**Records for the task:**
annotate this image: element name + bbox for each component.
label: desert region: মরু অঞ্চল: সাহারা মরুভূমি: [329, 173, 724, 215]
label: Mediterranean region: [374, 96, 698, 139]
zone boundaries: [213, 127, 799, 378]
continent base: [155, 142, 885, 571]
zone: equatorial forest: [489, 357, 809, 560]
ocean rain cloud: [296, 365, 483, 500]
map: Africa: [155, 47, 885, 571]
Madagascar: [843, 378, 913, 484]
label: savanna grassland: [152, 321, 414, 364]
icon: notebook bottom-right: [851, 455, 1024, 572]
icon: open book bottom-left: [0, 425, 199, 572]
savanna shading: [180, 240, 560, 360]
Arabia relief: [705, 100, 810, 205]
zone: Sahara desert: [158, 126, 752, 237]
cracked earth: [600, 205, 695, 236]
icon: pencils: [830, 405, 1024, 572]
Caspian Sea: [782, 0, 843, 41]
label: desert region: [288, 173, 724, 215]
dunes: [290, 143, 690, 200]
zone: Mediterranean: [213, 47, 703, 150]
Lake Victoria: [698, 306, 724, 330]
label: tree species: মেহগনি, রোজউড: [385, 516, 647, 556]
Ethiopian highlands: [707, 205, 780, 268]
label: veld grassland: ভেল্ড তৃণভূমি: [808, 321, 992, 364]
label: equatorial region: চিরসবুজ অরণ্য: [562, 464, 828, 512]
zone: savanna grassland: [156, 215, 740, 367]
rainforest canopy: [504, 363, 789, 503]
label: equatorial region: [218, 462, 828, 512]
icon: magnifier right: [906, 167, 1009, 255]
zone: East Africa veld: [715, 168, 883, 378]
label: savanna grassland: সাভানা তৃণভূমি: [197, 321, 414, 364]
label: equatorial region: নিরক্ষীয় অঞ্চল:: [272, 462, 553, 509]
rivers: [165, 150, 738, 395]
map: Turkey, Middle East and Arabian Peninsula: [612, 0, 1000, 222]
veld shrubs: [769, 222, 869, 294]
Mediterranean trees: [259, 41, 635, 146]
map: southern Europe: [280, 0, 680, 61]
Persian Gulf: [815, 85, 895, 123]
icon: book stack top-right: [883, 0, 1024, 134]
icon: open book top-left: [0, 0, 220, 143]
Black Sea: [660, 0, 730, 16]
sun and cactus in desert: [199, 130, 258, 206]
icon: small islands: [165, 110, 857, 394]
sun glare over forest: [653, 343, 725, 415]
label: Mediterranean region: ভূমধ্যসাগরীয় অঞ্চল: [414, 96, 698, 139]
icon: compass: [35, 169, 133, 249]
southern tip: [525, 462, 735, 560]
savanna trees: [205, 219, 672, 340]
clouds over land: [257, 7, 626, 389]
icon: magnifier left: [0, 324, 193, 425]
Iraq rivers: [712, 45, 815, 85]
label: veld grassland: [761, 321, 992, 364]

**Directions:** Print the items above unchanged, beginning with the first line and continuing through the line containing "savanna shading: [180, 240, 560, 360]", both included.

**Reply:**
annotate this image: element name + bbox for each component.
label: desert region: মরু অঞ্চল: সাহারা মরুভূমি: [329, 173, 724, 215]
label: Mediterranean region: [374, 96, 698, 139]
zone boundaries: [213, 127, 799, 378]
continent base: [155, 142, 885, 571]
zone: equatorial forest: [489, 357, 809, 560]
ocean rain cloud: [296, 365, 483, 500]
map: Africa: [155, 47, 885, 571]
Madagascar: [843, 378, 913, 484]
label: savanna grassland: [152, 321, 414, 364]
icon: notebook bottom-right: [851, 455, 1024, 572]
icon: open book bottom-left: [0, 425, 199, 572]
savanna shading: [180, 240, 560, 360]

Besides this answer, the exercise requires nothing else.